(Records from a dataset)
* START *

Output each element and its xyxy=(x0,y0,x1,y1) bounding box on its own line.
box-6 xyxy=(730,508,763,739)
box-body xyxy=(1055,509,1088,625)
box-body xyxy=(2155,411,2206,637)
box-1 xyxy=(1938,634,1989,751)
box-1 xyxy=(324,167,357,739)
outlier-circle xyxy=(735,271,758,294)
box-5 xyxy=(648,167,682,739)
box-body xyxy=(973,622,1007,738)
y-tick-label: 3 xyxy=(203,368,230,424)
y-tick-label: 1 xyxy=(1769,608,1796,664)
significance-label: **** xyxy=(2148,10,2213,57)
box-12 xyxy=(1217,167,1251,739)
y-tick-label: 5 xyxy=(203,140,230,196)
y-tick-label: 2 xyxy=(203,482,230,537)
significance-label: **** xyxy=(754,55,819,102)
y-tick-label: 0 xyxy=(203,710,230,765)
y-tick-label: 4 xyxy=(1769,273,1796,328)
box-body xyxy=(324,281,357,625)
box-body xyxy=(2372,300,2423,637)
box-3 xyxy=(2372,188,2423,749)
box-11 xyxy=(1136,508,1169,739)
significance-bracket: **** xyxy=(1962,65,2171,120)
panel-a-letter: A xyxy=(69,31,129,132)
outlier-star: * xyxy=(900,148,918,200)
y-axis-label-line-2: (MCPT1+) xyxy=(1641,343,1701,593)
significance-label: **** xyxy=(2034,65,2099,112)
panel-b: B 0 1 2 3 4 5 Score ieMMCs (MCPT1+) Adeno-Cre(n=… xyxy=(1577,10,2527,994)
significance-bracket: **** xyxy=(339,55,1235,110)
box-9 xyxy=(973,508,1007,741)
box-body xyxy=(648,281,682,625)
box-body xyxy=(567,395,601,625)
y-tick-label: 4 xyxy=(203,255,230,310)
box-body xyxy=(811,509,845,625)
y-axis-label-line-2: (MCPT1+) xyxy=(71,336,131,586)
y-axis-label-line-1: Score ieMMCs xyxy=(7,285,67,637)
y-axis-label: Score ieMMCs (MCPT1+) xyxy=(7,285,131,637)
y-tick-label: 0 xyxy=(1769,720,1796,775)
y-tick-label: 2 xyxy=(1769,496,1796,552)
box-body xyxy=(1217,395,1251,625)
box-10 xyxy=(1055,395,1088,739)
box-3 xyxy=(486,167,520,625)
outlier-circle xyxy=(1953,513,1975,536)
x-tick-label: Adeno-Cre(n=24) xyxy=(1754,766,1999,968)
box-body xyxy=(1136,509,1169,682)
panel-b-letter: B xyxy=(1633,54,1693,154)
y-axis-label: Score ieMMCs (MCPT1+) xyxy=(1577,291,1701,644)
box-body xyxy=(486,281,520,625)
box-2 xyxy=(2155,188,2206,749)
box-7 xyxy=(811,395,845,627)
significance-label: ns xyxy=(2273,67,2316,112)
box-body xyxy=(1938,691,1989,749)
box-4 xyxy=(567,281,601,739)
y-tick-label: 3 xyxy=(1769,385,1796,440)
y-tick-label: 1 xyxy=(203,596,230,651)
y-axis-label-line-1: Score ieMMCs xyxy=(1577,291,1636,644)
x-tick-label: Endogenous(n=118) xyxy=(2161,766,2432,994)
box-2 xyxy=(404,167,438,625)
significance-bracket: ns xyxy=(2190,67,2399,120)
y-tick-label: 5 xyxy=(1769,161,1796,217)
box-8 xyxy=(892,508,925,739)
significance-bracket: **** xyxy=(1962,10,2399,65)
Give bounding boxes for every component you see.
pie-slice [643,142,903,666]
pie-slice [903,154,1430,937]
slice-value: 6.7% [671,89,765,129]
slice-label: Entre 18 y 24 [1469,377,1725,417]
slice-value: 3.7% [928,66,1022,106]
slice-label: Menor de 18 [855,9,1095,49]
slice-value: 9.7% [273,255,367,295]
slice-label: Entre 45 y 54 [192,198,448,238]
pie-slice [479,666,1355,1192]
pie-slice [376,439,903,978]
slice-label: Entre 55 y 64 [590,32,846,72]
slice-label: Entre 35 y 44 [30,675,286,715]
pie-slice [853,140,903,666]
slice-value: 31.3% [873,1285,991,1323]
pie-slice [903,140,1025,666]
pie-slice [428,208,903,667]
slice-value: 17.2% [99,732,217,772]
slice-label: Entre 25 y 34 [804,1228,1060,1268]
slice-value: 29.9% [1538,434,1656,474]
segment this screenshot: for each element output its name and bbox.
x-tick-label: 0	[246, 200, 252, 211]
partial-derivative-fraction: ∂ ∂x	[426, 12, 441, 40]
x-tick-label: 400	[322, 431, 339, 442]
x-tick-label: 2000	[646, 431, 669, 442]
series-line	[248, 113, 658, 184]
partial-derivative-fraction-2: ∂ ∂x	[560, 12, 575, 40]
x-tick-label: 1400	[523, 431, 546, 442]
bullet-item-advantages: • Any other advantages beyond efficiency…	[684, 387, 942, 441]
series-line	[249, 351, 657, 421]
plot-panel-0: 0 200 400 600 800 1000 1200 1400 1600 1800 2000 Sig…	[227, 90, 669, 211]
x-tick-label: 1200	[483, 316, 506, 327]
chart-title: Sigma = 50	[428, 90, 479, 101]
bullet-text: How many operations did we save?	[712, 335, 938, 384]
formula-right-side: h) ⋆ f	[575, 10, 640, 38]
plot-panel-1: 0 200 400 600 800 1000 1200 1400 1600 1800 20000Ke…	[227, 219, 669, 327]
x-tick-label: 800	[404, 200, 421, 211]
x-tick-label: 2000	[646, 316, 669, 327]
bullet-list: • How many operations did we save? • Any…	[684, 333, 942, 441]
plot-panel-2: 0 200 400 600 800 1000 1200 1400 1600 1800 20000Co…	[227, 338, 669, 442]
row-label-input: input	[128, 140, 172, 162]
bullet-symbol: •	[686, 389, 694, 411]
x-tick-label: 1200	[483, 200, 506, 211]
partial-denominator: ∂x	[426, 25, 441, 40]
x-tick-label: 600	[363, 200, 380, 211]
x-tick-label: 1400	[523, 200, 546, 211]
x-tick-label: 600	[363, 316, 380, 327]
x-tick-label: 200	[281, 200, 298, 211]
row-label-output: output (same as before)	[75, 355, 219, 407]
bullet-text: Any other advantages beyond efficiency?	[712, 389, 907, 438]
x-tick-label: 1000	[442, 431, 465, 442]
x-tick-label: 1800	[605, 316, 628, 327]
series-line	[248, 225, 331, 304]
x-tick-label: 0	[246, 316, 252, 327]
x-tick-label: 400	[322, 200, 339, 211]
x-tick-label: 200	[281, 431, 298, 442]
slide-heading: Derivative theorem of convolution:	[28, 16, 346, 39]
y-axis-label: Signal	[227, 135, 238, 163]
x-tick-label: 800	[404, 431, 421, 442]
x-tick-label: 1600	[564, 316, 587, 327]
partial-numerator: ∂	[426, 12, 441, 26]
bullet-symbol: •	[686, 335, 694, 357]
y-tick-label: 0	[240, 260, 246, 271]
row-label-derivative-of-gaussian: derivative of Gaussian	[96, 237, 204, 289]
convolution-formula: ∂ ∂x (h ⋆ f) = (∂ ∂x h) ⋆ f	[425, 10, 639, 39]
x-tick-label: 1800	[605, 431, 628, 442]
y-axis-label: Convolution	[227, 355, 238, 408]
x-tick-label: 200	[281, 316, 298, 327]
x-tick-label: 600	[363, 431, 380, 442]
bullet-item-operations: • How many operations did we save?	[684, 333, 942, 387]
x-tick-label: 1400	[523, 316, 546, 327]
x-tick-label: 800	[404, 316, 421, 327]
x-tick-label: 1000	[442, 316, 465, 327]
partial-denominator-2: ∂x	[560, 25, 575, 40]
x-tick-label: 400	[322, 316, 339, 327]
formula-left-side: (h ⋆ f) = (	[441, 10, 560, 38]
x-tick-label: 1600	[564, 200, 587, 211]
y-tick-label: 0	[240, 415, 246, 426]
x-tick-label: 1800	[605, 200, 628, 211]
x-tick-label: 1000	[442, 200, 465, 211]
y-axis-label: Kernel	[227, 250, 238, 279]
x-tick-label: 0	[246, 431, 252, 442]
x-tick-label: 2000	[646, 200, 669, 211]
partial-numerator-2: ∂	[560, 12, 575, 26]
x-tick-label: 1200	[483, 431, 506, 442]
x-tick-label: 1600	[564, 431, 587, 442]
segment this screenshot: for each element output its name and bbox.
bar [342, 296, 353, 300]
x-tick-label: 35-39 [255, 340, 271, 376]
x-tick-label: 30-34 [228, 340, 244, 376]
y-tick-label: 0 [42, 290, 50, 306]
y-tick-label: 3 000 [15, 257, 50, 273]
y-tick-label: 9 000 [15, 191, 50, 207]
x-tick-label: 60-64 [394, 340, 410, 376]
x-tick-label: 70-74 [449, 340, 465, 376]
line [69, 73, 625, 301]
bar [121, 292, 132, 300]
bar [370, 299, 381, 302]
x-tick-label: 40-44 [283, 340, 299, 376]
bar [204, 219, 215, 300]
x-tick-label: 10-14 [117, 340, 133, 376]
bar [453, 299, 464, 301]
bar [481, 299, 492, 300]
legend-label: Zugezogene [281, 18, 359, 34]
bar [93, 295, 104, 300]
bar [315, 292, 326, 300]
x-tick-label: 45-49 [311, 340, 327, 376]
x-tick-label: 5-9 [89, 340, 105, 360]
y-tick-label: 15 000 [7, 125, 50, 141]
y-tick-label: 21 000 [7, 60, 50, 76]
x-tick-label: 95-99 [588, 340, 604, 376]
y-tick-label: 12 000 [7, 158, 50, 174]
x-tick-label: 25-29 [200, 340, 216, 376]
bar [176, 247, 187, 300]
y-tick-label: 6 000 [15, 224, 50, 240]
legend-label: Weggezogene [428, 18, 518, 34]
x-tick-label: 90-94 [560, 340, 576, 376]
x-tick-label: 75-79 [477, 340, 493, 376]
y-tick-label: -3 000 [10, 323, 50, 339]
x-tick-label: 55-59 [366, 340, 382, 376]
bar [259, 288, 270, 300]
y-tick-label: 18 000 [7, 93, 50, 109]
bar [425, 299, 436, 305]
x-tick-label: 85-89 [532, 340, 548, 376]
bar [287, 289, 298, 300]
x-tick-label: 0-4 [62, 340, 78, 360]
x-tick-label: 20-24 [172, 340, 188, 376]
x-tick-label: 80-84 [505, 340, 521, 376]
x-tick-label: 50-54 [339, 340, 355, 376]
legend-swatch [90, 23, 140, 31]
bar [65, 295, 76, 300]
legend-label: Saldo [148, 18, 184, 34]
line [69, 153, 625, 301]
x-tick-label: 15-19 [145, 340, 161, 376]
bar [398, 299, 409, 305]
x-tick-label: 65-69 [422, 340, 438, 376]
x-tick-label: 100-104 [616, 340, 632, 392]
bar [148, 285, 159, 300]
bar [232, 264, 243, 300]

* END *

**Requirements**:
Reproduce word for word the lines from the first line of the records through the line containing "y-tick-label: 2 xyxy=(1769,496,1796,552)", including both of those lines.

**The answer**:
Output each element and its xyxy=(x0,y0,x1,y1) bounding box on its own line.
box-6 xyxy=(730,508,763,739)
box-body xyxy=(1055,509,1088,625)
box-body xyxy=(2155,411,2206,637)
box-1 xyxy=(1938,634,1989,751)
box-1 xyxy=(324,167,357,739)
outlier-circle xyxy=(735,271,758,294)
box-5 xyxy=(648,167,682,739)
box-body xyxy=(973,622,1007,738)
y-tick-label: 3 xyxy=(203,368,230,424)
y-tick-label: 1 xyxy=(1769,608,1796,664)
significance-label: **** xyxy=(2148,10,2213,57)
box-12 xyxy=(1217,167,1251,739)
y-tick-label: 5 xyxy=(203,140,230,196)
y-tick-label: 2 xyxy=(203,482,230,537)
significance-label: **** xyxy=(754,55,819,102)
y-tick-label: 0 xyxy=(203,710,230,765)
y-tick-label: 4 xyxy=(1769,273,1796,328)
box-body xyxy=(324,281,357,625)
box-body xyxy=(2372,300,2423,637)
box-3 xyxy=(2372,188,2423,749)
box-11 xyxy=(1136,508,1169,739)
significance-bracket: **** xyxy=(1962,65,2171,120)
panel-a-letter: A xyxy=(69,31,129,132)
outlier-star: * xyxy=(900,148,918,200)
y-axis-label-line-2: (MCPT1+) xyxy=(1641,343,1701,593)
significance-label: **** xyxy=(2034,65,2099,112)
panel-b: B 0 1 2 3 4 5 Score ieMMCs (MCPT1+) Adeno-Cre(n=… xyxy=(1577,10,2527,994)
significance-bracket: **** xyxy=(339,55,1235,110)
box-9 xyxy=(973,508,1007,741)
box-body xyxy=(648,281,682,625)
box-body xyxy=(567,395,601,625)
y-tick-label: 4 xyxy=(203,255,230,310)
box-body xyxy=(811,509,845,625)
y-axis-label-line-2: (MCPT1+) xyxy=(71,336,131,586)
y-axis-label-line-1: Score ieMMCs xyxy=(7,285,67,637)
y-axis-label: Score ieMMCs (MCPT1+) xyxy=(7,285,131,637)
y-tick-label: 0 xyxy=(1769,720,1796,775)
y-tick-label: 2 xyxy=(1769,496,1796,552)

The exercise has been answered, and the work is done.